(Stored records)
* START *

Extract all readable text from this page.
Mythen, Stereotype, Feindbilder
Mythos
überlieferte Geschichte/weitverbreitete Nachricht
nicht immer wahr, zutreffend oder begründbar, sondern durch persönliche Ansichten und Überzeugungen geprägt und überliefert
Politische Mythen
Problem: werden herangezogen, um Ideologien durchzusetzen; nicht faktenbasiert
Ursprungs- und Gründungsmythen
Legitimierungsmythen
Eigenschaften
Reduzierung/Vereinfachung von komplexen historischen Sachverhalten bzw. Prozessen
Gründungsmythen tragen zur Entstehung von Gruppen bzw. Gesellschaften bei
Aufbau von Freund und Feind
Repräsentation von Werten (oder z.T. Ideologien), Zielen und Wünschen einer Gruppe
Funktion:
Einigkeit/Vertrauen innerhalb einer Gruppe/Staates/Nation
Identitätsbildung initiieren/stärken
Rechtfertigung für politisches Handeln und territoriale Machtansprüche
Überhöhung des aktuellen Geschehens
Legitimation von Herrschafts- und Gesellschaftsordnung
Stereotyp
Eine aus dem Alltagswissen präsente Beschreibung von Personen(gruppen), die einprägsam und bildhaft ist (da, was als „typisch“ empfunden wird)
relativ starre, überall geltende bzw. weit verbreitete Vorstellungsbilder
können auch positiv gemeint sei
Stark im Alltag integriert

* END *

WHAT YOU HAVE TO DO: Find the string "oder" in the listing and return every line that holds it.

RESULT OF THE TASK:
nicht immer wahr, zutreffend oder begründbar, sondern durch persönliche Ansichten und Überzeugungen geprägt und überliefert
Repräsentation von Werten (oder z.T. Ideologien), Zielen und Wünschen einer Gruppe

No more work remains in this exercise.